→ Saved entries
[Start]
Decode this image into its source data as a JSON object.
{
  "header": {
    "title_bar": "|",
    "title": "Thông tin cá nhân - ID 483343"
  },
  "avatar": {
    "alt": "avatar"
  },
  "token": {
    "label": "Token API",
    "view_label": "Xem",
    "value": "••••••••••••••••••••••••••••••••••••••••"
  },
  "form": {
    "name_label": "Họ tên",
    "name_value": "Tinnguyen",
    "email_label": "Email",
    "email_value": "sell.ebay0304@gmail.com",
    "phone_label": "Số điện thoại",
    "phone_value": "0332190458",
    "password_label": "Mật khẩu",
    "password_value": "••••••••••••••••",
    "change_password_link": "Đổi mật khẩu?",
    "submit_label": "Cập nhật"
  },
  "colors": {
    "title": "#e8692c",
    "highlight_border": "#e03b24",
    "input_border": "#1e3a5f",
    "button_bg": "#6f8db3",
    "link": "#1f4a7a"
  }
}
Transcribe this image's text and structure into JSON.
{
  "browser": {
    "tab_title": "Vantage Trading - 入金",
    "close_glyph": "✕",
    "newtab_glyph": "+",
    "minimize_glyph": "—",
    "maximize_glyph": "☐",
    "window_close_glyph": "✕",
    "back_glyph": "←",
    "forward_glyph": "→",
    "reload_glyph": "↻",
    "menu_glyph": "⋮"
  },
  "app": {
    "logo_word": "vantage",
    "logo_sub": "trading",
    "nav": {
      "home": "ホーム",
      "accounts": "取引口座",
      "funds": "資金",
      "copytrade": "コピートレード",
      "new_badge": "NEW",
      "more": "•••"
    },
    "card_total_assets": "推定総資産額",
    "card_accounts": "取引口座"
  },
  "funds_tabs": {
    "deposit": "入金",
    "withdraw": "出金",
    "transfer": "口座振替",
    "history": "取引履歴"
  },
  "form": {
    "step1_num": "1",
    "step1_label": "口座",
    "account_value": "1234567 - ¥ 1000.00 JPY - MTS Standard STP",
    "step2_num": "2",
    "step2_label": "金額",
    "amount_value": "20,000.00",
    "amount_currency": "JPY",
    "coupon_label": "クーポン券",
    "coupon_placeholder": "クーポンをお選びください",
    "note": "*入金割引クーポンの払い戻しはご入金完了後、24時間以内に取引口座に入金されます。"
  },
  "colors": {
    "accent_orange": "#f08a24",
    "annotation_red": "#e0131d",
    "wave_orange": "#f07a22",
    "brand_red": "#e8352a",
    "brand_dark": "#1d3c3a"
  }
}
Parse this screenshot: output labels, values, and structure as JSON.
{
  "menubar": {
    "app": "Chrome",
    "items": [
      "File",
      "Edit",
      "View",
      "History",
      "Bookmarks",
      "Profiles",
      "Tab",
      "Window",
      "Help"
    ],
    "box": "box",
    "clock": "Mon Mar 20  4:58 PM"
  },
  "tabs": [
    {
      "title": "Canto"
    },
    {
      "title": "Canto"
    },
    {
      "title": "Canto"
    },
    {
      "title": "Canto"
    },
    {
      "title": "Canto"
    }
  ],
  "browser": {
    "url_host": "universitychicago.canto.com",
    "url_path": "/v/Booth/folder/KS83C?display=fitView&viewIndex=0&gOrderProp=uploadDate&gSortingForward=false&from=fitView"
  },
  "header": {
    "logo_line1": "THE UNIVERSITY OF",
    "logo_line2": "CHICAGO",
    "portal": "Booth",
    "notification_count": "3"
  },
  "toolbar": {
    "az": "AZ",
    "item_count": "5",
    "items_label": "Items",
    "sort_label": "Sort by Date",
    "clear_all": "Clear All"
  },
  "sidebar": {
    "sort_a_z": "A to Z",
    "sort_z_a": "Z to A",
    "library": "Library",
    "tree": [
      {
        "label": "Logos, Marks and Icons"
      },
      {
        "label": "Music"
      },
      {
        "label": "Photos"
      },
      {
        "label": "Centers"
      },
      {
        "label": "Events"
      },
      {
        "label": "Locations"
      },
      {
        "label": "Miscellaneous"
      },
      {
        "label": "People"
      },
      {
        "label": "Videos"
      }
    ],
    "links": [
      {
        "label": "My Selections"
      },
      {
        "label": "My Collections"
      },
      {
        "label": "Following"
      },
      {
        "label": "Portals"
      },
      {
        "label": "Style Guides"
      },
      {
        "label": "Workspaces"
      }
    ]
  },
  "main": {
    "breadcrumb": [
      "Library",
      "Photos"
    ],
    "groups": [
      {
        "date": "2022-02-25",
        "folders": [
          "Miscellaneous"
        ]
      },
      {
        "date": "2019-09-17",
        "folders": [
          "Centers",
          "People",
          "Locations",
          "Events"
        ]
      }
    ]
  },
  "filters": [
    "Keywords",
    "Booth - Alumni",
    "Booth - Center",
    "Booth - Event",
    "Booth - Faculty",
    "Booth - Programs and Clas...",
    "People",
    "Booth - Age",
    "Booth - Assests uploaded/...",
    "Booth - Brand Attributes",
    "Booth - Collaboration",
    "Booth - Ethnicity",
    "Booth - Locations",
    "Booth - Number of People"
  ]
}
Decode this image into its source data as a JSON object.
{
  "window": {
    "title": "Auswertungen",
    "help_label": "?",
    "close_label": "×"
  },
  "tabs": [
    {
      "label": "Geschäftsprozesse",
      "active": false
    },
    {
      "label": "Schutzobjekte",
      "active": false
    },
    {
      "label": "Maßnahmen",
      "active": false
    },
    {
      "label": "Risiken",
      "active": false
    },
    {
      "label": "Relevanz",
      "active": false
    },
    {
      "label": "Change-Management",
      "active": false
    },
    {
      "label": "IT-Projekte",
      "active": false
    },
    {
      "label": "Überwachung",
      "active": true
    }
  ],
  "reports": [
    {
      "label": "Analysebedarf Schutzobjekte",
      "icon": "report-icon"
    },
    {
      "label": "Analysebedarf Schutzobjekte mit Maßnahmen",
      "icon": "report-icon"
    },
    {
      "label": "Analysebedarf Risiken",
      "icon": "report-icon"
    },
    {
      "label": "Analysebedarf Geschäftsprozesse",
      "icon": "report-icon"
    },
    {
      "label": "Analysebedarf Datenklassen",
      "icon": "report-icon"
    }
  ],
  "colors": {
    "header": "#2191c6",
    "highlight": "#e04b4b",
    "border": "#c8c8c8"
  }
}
[End]
→ Short task
Return all of the entries word for word.

→ Completed exercise
Decode this image into its source data as a JSON object.
{
  "header": {
    "title_bar": "|",
    "title": "Thông tin cá nhân - ID 483343"
  },
  "avatar": {
    "alt": "avatar"
  },
  "token": {
    "label": "Token API",
    "view_label": "Xem",
    "value": "••••••••••••••••••••••••••••••••••••••••"
  },
  "form": {
    "name_label": "Họ tên",
    "name_value": "Tinnguyen",
    "email_label": "Email",
    "email_value": "sell.ebay0304@gmail.com",
    "phone_label": "Số điện thoại",
    "phone_value": "0332190458",
    "password_label": "Mật khẩu",
    "password_value": "••••••••••••••••",
    "change_password_link": "Đổi mật khẩu?",
    "submit_label": "Cập nhật"
  },
  "colors": {
    "title": "#e8692c",
    "highlight_border": "#e03b24",
    "input_border": "#1e3a5f",
    "button_bg": "#6f8db3",
    "link": "#1f4a7a"
  }
}
Transcribe this image's text and structure into JSON.
{
  "browser": {
    "tab_title": "Vantage Trading - 入金",
    "close_glyph": "✕",
    "newtab_glyph": "+",
    "minimize_glyph": "—",
    "maximize_glyph": "☐",
    "window_close_glyph": "✕",
    "back_glyph": "←",
    "forward_glyph": "→",
    "reload_glyph": "↻",
    "menu_glyph": "⋮"
  },
  "app": {
    "logo_word": "vantage",
    "logo_sub": "trading",
    "nav": {
      "home": "ホーム",
      "accounts": "取引口座",
      "funds": "資金",
      "copytrade": "コピートレード",
      "new_badge": "NEW",
      "more": "•••"
    },
    "card_total_assets": "推定総資産額",
    "card_accounts": "取引口座"
  },
  "funds_tabs": {
    "deposit": "入金",
    "withdraw": "出金",
    "transfer": "口座振替",
    "history": "取引履歴"
  },
  "form": {
    "step1_num": "1",
    "step1_label": "口座",
    "account_value": "1234567 - ¥ 1000.00 JPY - MTS Standard STP",
    "step2_num": "2",
    "step2_label": "金額",
    "amount_value": "20,000.00",
    "amount_currency": "JPY",
    "coupon_label": "クーポン券",
    "coupon_placeholder": "クーポンをお選びください",
    "note": "*入金割引クーポンの払い戻しはご入金完了後、24時間以内に取引口座に入金されます。"
  },
  "colors": {
    "accent_orange": "#f08a24",
    "annotation_red": "#e0131d",
    "wave_orange": "#f07a22",
    "brand_red": "#e8352a",
    "brand_dark": "#1d3c3a"
  }
}
Parse this screenshot: output labels, values, and structure as JSON.
{
  "menubar": {
    "app": "Chrome",
    "items": [
      "File",
      "Edit",
      "View",
      "History",
      "Bookmarks",
      "Profiles",
      "Tab",
      "Window",
      "Help"
    ],
    "box": "box",
    "clock": "Mon Mar 20  4:58 PM"
  },
  "tabs": [
    {
      "title": "Canto"
    },
    {
      "title": "Canto"
    },
    {
      "title": "Canto"
    },
    {
      "title": "Canto"
    },
    {
      "title": "Canto"
    }
  ],
  "browser": {
    "url_host": "universitychicago.canto.com",
    "url_path": "/v/Booth/folder/KS83C?display=fitView&viewIndex=0&gOrderProp=uploadDate&gSortingForward=false&from=fitView"
  },
  "header": {
    "logo_line1": "THE UNIVERSITY OF",
    "logo_line2": "CHICAGO",
    "portal": "Booth",
    "notification_count": "3"
  },
  "toolbar": {
    "az": "AZ",
    "item_count": "5",
    "items_label": "Items",
    "sort_label": "Sort by Date",
    "clear_all": "Clear All"
  },
  "sidebar": {
    "sort_a_z": "A to Z",
    "sort_z_a": "Z to A",
    "library": "Library",
    "tree": [
      {
        "label": "Logos, Marks and Icons"
      },
      {
        "label": "Music"
      },
      {
        "label": "Photos"
      },
      {
        "label": "Centers"
      },
      {
        "label": "Events"
      },
      {
        "label": "Locations"
      },
      {
        "label": "Miscellaneous"
      },
      {
        "label": "People"
      },
      {
        "label": "Videos"
      }
    ],
    "links": [
      {
        "label": "My Selections"
      },
      {
        "label": "My Collections"
      },
      {
        "label": "Following"
      },
      {
        "label": "Portals"
      },
      {
        "label": "Style Guides"
      },
      {
        "label": "Workspaces"
      }
    ]
  },
  "main": {
    "breadcrumb": [
      "Library",
      "Photos"
    ],
    "groups": [
      {
        "date": "2022-02-25",
        "folders": [
          "Miscellaneous"
        ]
      },
      {
        "date": "2019-09-17",
        "folders": [
          "Centers",
          "People",
          "Locations",
          "Events"
        ]
      }
    ]
  },
  "filters": [
    "Keywords",
    "Booth - Alumni",
    "Booth - Center",
    "Booth - Event",
    "Booth - Faculty",
    "Booth - Programs and Clas...",
    "People",
    "Booth - Age",
    "Booth - Assests uploaded/...",
    "Booth - Brand Attributes",
    "Booth - Collaboration",
    "Booth - Ethnicity",
    "Booth - Locations",
    "Booth - Number of People"
  ]
}
Decode this image into its source data as a JSON object.
{
  "window": {
    "title": "Auswertungen",
    "help_label": "?",
    "close_label": "×"
  },
  "tabs": [
    {
      "label": "Geschäftsprozesse",
      "active": false
    },
    {
      "label": "Schutzobjekte",
      "active": false
    },
    {
      "label": "Maßnahmen",
      "active": false
    },
    {
      "label": "Risiken",
      "active": false
    },
    {
      "label": "Relevanz",
      "active": false
    },
    {
      "label": "Change-Management",
      "active": false
    },
    {
      "label": "IT-Projekte",
      "active": false
    },
    {
      "label": "Überwachung",
      "active": true
    }
  ],
  "reports": [
    {
      "label": "Analysebedarf Schutzobjekte",
      "icon": "report-icon"
    },
    {
      "label": "Analysebedarf Schutzobjekte mit Maßnahmen",
      "icon": "report-icon"
    },
    {
      "label": "Analysebedarf Risiken",
      "icon": "report-icon"
    },
    {
      "label": "Analysebedarf Geschäftsprozesse",
      "icon": "report-icon"
    },
    {
      "label": "Analysebedarf Datenklassen",
      "icon": "report-icon"
    }
  ],
  "colors": {
    "header": "#2191c6",
    "highlight": "#e04b4b",
    "border": "#c8c8c8"
  }
}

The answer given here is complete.